-------- Records supplied

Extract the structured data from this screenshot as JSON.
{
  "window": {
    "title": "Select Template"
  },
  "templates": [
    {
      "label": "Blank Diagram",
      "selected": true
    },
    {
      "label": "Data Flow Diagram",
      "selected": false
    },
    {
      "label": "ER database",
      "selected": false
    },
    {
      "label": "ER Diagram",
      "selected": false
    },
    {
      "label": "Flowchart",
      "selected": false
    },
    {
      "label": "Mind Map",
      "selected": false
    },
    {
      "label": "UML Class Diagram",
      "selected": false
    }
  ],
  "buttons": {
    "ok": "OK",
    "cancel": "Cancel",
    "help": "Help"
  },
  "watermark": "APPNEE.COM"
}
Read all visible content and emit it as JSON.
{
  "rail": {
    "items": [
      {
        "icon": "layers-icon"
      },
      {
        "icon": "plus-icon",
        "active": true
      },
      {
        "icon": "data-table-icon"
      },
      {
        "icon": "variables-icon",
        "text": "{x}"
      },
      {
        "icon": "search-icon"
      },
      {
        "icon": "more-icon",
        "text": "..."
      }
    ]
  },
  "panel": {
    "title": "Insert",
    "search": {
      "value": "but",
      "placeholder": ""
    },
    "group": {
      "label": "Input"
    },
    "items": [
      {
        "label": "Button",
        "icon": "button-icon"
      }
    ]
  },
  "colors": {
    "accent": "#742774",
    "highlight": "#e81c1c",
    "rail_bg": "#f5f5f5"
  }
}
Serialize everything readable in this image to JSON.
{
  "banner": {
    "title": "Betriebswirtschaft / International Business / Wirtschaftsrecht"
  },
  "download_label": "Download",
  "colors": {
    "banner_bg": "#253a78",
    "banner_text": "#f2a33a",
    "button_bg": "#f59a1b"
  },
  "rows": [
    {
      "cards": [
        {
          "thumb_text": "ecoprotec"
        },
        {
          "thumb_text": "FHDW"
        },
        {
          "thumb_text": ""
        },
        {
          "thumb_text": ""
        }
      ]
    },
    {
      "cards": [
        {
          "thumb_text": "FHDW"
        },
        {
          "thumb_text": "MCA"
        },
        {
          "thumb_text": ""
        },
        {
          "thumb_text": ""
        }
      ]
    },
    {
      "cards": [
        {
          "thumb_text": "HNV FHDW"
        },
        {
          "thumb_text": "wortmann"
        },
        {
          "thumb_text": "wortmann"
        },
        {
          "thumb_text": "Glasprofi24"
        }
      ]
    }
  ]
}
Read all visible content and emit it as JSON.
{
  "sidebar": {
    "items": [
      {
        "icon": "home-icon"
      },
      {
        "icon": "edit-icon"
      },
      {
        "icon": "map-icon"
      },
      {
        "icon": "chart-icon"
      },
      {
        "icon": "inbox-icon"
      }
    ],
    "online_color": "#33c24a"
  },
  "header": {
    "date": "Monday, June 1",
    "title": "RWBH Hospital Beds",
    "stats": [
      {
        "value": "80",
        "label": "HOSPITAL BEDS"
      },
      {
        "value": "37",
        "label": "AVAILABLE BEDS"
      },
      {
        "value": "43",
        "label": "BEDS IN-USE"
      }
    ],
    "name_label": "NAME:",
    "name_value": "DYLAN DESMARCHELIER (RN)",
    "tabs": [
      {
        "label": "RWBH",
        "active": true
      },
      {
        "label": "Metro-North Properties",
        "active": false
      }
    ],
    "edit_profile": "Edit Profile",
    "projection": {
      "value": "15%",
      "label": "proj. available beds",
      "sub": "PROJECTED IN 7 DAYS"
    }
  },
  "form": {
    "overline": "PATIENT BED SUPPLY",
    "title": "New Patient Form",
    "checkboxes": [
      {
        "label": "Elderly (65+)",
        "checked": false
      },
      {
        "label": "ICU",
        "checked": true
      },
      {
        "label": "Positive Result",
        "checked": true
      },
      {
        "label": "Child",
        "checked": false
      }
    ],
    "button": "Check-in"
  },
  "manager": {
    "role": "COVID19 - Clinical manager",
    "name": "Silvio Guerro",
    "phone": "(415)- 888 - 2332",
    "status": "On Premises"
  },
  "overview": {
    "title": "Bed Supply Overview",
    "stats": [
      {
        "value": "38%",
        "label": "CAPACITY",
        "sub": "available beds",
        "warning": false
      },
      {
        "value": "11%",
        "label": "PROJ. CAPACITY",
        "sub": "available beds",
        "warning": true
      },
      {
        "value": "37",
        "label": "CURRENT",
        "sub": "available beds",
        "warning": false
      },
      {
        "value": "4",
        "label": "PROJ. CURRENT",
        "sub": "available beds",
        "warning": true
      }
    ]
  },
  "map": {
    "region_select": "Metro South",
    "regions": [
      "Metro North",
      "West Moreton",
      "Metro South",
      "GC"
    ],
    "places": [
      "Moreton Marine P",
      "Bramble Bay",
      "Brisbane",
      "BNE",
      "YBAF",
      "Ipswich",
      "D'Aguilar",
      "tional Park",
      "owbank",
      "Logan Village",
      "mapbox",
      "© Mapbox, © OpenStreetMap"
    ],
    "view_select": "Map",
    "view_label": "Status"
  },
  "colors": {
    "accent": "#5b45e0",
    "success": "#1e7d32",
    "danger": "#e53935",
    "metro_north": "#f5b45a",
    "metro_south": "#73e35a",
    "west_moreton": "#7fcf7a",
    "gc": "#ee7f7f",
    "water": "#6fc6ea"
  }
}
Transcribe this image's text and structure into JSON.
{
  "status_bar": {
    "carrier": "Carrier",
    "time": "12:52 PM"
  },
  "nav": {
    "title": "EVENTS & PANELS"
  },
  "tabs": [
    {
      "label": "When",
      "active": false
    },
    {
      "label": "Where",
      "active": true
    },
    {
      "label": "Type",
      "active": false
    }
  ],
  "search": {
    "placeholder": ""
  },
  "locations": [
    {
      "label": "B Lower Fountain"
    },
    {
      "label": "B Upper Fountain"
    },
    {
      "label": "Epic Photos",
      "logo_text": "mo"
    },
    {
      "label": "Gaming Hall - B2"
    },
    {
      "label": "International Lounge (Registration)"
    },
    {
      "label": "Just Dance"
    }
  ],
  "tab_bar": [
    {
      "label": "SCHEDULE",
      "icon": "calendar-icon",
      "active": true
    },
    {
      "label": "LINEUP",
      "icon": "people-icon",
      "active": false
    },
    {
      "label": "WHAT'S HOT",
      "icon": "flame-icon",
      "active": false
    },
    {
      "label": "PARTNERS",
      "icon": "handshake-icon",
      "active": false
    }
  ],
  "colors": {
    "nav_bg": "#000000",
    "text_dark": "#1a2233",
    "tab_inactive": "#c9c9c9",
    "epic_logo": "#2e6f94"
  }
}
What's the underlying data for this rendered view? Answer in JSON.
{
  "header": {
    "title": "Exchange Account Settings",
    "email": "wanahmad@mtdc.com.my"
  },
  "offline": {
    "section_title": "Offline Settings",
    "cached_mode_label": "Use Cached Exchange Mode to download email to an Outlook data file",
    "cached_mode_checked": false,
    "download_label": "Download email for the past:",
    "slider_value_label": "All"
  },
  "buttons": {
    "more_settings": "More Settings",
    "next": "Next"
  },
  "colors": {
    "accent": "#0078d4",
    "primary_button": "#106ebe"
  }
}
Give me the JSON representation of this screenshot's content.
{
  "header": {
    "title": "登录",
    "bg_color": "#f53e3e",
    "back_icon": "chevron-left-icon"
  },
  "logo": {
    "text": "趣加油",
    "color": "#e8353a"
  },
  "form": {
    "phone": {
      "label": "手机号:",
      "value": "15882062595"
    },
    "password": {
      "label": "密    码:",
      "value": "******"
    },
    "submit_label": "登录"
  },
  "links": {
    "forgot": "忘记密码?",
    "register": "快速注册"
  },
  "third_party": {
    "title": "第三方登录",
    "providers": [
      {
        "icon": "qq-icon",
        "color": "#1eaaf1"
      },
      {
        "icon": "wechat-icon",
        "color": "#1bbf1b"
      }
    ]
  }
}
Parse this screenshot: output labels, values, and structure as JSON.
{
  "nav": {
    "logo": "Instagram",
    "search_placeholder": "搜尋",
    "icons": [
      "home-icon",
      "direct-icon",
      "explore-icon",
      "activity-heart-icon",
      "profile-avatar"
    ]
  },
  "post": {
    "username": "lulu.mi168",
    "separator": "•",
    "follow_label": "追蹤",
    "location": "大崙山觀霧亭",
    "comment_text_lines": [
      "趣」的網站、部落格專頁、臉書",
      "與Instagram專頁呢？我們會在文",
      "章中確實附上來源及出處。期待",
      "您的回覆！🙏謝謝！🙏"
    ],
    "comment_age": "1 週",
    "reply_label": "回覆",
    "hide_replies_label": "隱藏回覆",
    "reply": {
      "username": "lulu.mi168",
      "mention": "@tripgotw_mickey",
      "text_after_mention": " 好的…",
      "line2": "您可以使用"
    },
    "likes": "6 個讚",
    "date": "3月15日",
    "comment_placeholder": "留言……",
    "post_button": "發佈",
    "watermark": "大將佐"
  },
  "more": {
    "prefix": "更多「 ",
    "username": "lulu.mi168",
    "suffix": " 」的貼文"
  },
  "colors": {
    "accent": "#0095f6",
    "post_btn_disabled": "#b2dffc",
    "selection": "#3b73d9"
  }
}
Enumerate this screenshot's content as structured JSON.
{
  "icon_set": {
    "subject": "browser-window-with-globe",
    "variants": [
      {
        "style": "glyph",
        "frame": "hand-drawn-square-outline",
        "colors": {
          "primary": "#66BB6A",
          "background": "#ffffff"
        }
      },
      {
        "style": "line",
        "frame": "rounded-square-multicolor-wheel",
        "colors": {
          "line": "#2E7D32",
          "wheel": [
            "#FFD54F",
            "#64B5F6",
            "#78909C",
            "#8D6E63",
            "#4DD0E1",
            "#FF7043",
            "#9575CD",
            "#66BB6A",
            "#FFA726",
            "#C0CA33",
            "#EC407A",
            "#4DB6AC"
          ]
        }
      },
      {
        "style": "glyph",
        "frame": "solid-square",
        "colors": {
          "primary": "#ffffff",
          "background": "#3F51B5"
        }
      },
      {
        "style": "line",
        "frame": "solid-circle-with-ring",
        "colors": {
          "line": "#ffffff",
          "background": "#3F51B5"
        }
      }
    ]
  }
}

----------------

## [The exercise]
Gather each line in these records that contains the string "RWBH".

## [The solution]
    "title": "RWBH Hospital Beds",
        "label": "RWBH",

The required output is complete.